-- START MATERIAL FOR THIS TASK --

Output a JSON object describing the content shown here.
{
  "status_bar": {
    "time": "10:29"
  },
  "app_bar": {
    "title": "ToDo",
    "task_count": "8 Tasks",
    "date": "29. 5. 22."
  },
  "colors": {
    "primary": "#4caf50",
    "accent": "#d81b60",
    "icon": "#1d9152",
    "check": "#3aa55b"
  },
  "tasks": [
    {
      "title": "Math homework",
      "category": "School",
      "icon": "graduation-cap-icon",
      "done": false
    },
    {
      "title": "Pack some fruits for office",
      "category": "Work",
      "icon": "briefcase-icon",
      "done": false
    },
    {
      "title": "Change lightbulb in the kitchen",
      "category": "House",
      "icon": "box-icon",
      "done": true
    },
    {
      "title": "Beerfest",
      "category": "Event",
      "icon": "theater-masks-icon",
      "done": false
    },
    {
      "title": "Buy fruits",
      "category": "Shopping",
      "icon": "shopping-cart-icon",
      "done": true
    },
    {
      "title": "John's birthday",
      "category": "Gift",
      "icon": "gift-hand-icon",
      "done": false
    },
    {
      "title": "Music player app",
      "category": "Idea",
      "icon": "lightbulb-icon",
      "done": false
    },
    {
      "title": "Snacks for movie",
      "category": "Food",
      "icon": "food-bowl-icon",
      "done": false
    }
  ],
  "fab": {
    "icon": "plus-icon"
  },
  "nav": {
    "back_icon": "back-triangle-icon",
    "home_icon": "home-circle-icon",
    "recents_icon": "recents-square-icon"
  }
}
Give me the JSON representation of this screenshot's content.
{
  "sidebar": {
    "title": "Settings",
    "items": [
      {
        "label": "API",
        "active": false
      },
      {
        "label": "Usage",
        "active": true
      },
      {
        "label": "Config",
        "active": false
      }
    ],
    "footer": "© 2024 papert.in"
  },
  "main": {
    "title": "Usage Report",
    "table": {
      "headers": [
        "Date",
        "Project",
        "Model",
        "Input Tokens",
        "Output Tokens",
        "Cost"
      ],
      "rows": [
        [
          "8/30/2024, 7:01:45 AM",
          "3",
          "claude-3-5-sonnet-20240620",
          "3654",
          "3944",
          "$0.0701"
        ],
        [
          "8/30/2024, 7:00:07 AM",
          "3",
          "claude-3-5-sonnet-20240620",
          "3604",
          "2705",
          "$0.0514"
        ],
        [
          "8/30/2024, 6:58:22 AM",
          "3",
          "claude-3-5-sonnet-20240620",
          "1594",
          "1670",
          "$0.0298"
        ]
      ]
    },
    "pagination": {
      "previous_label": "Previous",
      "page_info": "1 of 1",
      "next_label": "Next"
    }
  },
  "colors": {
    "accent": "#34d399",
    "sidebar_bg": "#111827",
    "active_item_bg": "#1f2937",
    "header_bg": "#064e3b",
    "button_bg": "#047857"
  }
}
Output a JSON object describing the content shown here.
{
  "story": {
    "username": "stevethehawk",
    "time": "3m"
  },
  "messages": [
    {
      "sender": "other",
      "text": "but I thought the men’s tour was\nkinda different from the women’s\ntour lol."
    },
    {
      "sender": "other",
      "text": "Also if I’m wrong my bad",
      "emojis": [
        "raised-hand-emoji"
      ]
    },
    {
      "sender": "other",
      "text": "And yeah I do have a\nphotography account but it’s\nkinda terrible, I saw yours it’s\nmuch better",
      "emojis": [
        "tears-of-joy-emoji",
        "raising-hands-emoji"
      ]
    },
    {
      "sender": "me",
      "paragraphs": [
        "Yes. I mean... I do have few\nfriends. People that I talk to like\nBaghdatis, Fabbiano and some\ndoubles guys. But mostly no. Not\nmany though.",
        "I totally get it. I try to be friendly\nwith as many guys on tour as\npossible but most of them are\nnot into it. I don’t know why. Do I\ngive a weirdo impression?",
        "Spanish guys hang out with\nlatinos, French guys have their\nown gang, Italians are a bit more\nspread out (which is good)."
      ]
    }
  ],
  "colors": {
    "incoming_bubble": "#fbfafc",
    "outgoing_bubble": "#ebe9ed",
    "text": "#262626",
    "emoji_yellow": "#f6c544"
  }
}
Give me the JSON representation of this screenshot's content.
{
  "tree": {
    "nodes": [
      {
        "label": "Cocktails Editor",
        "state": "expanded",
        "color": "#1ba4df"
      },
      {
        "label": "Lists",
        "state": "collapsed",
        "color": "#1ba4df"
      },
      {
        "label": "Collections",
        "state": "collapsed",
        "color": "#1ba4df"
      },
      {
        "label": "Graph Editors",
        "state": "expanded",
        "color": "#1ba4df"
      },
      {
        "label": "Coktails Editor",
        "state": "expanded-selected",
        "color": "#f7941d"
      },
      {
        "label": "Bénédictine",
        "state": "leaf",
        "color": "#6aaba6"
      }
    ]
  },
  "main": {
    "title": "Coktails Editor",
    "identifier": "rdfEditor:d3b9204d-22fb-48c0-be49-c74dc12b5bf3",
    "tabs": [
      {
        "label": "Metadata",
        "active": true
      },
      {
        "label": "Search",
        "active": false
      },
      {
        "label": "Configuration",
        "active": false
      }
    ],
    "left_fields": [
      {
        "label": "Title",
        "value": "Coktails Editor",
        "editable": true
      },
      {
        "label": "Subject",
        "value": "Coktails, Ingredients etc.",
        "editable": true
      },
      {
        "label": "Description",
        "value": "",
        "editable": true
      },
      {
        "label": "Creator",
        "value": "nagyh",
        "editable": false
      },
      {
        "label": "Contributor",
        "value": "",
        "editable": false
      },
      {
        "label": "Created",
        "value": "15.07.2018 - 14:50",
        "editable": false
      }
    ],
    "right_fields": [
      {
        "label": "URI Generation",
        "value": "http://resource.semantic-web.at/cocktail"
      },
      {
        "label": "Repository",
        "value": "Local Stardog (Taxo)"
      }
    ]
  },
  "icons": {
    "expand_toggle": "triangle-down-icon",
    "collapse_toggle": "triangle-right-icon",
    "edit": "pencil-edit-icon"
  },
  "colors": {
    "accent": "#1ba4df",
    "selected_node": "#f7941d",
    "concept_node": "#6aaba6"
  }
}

-- END MATERIAL FOR THIS TASK --

Reproduce the entries above in full, verbatim.

Output a JSON object describing the content shown here.
{
  "status_bar": {
    "time": "10:29"
  },
  "app_bar": {
    "title": "ToDo",
    "task_count": "8 Tasks",
    "date": "29. 5. 22."
  },
  "colors": {
    "primary": "#4caf50",
    "accent": "#d81b60",
    "icon": "#1d9152",
    "check": "#3aa55b"
  },
  "tasks": [
    {
      "title": "Math homework",
      "category": "School",
      "icon": "graduation-cap-icon",
      "done": false
    },
    {
      "title": "Pack some fruits for office",
      "category": "Work",
      "icon": "briefcase-icon",
      "done": false
    },
    {
      "title": "Change lightbulb in the kitchen",
      "category": "House",
      "icon": "box-icon",
      "done": true
    },
    {
      "title": "Beerfest",
      "category": "Event",
      "icon": "theater-masks-icon",
      "done": false
    },
    {
      "title": "Buy fruits",
      "category": "Shopping",
      "icon": "shopping-cart-icon",
      "done": true
    },
    {
      "title": "John's birthday",
      "category": "Gift",
      "icon": "gift-hand-icon",
      "done": false
    },
    {
      "title": "Music player app",
      "category": "Idea",
      "icon": "lightbulb-icon",
      "done": false
    },
    {
      "title": "Snacks for movie",
      "category": "Food",
      "icon": "food-bowl-icon",
      "done": false
    }
  ],
  "fab": {
    "icon": "plus-icon"
  },
  "nav": {
    "back_icon": "back-triangle-icon",
    "home_icon": "home-circle-icon",
    "recents_icon": "recents-square-icon"
  }
}
Give me the JSON representation of this screenshot's content.
{
  "sidebar": {
    "title": "Settings",
    "items": [
      {
        "label": "API",
        "active": false
      },
      {
        "label": "Usage",
        "active": true
      },
      {
        "label": "Config",
        "active": false
      }
    ],
    "footer": "© 2024 papert.in"
  },
  "main": {
    "title": "Usage Report",
    "table": {
      "headers": [
        "Date",
        "Project",
        "Model",
        "Input Tokens",
        "Output Tokens",
        "Cost"
      ],
      "rows": [
        [
          "8/30/2024, 7:01:45 AM",
          "3",
          "claude-3-5-sonnet-20240620",
          "3654",
          "3944",
          "$0.0701"
        ],
        [
          "8/30/2024, 7:00:07 AM",
          "3",
          "claude-3-5-sonnet-20240620",
          "3604",
          "2705",
          "$0.0514"
        ],
        [
          "8/30/2024, 6:58:22 AM",
          "3",
          "claude-3-5-sonnet-20240620",
          "1594",
          "1670",
          "$0.0298"
        ]
      ]
    },
    "pagination": {
      "previous_label": "Previous",
      "page_info": "1 of 1",
      "next_label": "Next"
    }
  },
  "colors": {
    "accent": "#34d399",
    "sidebar_bg": "#111827",
    "active_item_bg": "#1f2937",
    "header_bg": "#064e3b",
    "button_bg": "#047857"
  }
}
Output a JSON object describing the content shown here.
{
  "story": {
    "username": "stevethehawk",
    "time": "3m"
  },
  "messages": [
    {
      "sender": "other",
      "text": "but I thought the men’s tour was\nkinda different from the women’s\ntour lol."
    },
    {
      "sender": "other",
      "text": "Also if I’m wrong my bad",
      "emojis": [
        "raised-hand-emoji"
      ]
    },
    {
      "sender": "other",
      "text": "And yeah I do have a\nphotography account but it’s\nkinda terrible, I saw yours it’s\nmuch better",
      "emojis": [
        "tears-of-joy-emoji",
        "raising-hands-emoji"
      ]
    },
    {
      "sender": "me",
      "paragraphs": [
        "Yes. I mean... I do have few\nfriends. People that I talk to like\nBaghdatis, Fabbiano and some\ndoubles guys. But mostly no. Not\nmany though.",
        "I totally get it. I try to be friendly\nwith as many guys on tour as\npossible but most of them are\nnot into it. I don’t know why. Do I\ngive a weirdo impression?",
        "Spanish guys hang out with\nlatinos, French guys have their\nown gang, Italians are a bit more\nspread out (which is good)."
      ]
    }
  ],
  "colors": {
    "incoming_bubble": "#fbfafc",
    "outgoing_bubble": "#ebe9ed",
    "text": "#262626",
    "emoji_yellow": "#f6c544"
  }
}
Give me the JSON representation of this screenshot's content.
{
  "tree": {
    "nodes": [
      {
        "label": "Cocktails Editor",
        "state": "expanded",
        "color": "#1ba4df"
      },
      {
        "label": "Lists",
        "state": "collapsed",
        "color": "#1ba4df"
      },
      {
        "label": "Collections",
        "state": "collapsed",
        "color": "#1ba4df"
      },
      {
        "label": "Graph Editors",
        "state": "expanded",
        "color": "#1ba4df"
      },
      {
        "label": "Coktails Editor",
        "state": "expanded-selected",
        "color": "#f7941d"
      },
      {
        "label": "Bénédictine",
        "state": "leaf",
        "color": "#6aaba6"
      }
    ]
  },
  "main": {
    "title": "Coktails Editor",
    "identifier": "rdfEditor:d3b9204d-22fb-48c0-be49-c74dc12b5bf3",
    "tabs": [
      {
        "label": "Metadata",
        "active": true
      },
      {
        "label": "Search",
        "active": false
      },
      {
        "label": "Configuration",
        "active": false
      }
    ],
    "left_fields": [
      {
        "label": "Title",
        "value": "Coktails Editor",
        "editable": true
      },
      {
        "label": "Subject",
        "value": "Coktails, Ingredients etc.",
        "editable": true
      },
      {
        "label": "Description",
        "value": "",
        "editable": true
      },
      {
        "label": "Creator",
        "value": "nagyh",
        "editable": false
      },
      {
        "label": "Contributor",
        "value": "",
        "editable": false
      },
      {
        "label": "Created",
        "value": "15.07.2018 - 14:50",
        "editable": false
      }
    ],
    "right_fields": [
      {
        "label": "URI Generation",
        "value": "http://resource.semantic-web.at/cocktail"
      },
      {
        "label": "Repository",
        "value": "Local Stardog (Taxo)"
      }
    ]
  },
  "icons": {
    "expand_toggle": "triangle-down-icon",
    "collapse_toggle": "triangle-right-icon",
    "edit": "pencil-edit-icon"
  },
  "colors": {
    "accent": "#1ba4df",
    "selected_node": "#f7941d",
    "concept_node": "#6aaba6"
  }
}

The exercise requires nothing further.